» Source text
It has been ages since I have sat here, and just a moment. The way time folds I am here again and I also never left. I do not think there is anything so comforting to me as this familiar view. The hillside green in the fall from rain and the sea as calm as it can be, small waves roll onto the sands and blinding patches of sun glitter make the water so bright and beautiful I have to look away.
In the winter the air is cool but the sun midday has a heat specific to this place, specific to southern California. Sometimes I wonder if I will ever love another place the way I love it here. The sand is dotted with armfuls of seaweed washed up from high tide, and three dogs chase frisbees. How can something so ordinary be so remarkable? I want to believe an afterlife.
Lately, time feels different, more finite because of my son. He is growing in ways that are visible, more traceable. He waves at birds and trees and everyone and has reactions and questions even if he cannot speak. The time in which he is with me and small feels so brief that I can hold it in one hand. Someday he will be his own person and living his own life with his own views. Everything else besides him feels trivial.
How do we apply importance and weight to the things we once loved when the center of our universe has shifted?
In the brief moments I have on my own I am left trying to weigh the importance of what I want, one thing against another. Time to write or eating a piece of cheese toast while staring out at the sea? Which serves me more? Which in the end will be a better way to spend the time?

» Stored data
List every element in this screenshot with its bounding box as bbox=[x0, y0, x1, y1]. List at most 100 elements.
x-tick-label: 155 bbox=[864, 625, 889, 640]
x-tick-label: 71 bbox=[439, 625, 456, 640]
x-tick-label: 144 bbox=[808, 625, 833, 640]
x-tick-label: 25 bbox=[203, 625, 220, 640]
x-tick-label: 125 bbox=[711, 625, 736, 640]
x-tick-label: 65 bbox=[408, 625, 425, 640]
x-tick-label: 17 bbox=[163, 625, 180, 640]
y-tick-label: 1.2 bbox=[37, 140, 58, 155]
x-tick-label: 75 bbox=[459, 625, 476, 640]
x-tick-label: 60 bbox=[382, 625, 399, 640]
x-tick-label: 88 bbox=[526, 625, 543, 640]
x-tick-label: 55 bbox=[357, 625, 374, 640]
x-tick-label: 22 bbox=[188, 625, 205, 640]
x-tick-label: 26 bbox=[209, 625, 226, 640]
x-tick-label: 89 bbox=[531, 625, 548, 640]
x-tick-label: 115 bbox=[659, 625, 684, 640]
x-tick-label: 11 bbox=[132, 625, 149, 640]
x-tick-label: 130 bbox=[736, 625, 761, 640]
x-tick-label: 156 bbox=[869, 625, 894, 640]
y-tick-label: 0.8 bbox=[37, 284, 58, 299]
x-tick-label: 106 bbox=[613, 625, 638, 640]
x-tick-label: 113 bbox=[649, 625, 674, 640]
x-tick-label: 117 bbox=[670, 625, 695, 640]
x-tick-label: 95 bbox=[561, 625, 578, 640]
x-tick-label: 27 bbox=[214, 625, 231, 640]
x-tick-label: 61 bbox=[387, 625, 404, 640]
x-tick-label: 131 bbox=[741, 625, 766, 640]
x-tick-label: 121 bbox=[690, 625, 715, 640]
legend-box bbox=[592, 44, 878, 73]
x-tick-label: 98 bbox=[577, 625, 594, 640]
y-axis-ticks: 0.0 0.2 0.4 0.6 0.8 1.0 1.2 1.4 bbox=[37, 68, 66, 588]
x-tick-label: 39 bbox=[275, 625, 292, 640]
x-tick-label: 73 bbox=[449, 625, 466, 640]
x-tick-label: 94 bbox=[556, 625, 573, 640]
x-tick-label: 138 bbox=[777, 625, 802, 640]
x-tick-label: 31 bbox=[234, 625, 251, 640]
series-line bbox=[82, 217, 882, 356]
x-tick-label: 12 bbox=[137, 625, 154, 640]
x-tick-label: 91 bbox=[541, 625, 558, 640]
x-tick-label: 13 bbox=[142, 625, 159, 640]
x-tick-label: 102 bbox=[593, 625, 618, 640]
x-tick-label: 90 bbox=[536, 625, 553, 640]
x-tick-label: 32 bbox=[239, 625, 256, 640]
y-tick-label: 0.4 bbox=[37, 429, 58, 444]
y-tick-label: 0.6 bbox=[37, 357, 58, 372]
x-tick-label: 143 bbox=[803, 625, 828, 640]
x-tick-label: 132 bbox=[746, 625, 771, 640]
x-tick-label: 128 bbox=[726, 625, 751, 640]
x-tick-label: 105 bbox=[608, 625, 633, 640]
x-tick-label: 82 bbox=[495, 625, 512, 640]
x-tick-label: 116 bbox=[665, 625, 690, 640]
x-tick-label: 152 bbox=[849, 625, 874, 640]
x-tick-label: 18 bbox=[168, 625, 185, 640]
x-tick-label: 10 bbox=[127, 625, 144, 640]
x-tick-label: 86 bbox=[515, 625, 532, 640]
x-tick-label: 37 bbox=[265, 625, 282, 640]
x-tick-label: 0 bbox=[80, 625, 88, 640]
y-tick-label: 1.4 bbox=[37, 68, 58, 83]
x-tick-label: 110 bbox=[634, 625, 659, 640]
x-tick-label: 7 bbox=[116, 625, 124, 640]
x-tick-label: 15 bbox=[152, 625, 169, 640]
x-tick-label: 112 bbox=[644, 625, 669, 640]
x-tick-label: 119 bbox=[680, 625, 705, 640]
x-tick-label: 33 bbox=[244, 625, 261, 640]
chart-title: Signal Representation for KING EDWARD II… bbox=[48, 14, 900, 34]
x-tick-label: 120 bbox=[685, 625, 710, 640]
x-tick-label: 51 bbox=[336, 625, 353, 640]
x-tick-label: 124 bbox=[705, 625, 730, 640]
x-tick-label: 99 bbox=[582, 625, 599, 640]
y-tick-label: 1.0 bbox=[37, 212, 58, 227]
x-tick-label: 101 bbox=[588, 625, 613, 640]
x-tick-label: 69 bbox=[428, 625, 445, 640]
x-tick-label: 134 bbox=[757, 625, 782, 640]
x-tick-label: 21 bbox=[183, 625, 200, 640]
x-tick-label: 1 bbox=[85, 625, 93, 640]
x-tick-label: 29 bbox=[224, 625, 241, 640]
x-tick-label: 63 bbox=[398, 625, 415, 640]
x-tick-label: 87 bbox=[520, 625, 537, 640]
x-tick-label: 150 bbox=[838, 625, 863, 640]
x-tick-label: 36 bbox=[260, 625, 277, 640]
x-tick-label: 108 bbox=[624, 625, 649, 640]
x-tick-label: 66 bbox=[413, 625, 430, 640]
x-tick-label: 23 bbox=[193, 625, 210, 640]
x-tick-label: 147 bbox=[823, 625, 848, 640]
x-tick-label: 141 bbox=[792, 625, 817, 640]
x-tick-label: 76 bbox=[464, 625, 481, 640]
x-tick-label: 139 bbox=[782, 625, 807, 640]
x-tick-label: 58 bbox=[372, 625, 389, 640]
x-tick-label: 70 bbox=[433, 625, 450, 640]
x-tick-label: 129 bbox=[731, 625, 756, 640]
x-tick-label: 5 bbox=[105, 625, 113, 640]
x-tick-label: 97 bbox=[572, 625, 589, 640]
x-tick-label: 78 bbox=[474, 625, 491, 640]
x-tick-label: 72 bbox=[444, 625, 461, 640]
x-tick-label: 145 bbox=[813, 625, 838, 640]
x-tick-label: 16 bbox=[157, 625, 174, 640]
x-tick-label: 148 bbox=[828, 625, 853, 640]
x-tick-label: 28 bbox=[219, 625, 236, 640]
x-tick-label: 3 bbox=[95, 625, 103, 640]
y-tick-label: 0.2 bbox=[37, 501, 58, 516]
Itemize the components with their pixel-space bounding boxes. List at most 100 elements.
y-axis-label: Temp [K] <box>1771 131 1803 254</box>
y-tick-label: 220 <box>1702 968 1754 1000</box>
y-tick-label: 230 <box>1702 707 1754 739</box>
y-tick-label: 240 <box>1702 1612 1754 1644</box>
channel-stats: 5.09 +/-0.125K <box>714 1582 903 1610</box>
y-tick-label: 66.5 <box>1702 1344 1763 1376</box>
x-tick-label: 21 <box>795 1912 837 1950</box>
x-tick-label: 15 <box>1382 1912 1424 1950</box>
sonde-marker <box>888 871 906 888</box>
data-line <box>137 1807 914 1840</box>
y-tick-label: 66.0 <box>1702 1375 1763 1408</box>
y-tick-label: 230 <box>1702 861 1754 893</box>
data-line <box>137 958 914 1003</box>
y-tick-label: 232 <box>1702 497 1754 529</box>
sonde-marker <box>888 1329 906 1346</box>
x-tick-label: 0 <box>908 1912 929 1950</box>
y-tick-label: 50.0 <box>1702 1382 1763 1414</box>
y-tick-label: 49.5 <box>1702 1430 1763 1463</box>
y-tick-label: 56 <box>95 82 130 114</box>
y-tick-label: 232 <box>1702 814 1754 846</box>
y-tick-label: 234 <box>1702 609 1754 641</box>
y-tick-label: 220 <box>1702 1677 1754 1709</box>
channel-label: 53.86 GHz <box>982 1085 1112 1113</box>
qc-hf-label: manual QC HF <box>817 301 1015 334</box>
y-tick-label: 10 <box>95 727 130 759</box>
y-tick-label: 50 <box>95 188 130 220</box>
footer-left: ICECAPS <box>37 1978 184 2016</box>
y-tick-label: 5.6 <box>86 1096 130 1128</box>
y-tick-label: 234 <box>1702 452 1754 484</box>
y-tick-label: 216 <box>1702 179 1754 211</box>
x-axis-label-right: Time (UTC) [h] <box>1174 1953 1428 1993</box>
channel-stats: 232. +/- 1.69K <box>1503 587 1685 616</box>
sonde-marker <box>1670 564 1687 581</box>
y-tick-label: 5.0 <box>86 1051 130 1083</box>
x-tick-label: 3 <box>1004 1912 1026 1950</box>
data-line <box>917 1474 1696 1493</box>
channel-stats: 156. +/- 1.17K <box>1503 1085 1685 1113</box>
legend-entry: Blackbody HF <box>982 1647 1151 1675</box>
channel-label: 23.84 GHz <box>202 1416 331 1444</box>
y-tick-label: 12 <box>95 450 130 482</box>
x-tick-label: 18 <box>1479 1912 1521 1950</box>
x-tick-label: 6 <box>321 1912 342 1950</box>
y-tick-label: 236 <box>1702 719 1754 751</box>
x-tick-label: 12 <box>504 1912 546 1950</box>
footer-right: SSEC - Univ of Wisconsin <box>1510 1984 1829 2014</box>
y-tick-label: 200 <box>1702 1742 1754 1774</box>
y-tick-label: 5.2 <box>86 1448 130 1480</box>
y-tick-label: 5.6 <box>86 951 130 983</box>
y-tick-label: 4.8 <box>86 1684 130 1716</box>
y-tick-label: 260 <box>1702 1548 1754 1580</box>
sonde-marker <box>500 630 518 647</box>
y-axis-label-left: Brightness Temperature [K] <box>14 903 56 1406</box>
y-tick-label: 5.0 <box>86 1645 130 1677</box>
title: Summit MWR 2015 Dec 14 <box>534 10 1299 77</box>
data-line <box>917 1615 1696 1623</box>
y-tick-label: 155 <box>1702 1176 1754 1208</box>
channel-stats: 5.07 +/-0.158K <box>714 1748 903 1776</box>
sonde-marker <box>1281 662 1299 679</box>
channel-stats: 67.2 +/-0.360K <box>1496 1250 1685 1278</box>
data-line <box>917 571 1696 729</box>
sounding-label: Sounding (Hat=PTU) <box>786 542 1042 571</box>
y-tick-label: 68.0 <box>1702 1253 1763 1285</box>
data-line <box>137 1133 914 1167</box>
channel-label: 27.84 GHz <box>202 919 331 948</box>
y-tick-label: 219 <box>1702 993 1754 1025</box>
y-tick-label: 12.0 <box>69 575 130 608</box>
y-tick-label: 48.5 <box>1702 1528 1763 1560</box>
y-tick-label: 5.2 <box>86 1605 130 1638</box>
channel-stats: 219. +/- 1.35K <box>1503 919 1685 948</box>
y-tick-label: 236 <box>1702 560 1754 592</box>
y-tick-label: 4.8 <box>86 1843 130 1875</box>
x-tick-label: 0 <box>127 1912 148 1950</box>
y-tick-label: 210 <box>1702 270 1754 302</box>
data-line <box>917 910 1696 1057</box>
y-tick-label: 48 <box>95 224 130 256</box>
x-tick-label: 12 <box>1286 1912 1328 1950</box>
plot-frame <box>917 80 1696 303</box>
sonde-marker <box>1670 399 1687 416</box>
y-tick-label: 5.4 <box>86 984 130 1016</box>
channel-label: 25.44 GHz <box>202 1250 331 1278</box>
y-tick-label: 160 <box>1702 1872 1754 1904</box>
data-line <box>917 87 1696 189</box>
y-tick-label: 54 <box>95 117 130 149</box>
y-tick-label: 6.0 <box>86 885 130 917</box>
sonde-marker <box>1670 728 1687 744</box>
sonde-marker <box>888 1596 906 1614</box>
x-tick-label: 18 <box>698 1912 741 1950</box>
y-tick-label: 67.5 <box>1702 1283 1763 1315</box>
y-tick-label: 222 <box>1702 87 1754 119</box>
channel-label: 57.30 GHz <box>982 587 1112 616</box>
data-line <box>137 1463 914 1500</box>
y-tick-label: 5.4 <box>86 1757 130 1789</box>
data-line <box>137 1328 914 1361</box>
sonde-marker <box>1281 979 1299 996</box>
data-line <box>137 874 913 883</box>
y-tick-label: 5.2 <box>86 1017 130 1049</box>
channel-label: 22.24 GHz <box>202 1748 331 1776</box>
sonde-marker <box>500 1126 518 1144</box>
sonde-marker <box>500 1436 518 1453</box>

» Work to be completed
Answer these questions from the source text about the seaside view.
1. What lies on the sand after high tide?
2. At what does the son wave?
3. Between which two uses of time alone does the writer choose?

» Exercise result
1. Armfuls of seaweed.
2. Birds, trees and everyone.
3. Writing, or eating a piece of cheese toast while staring out at the sea.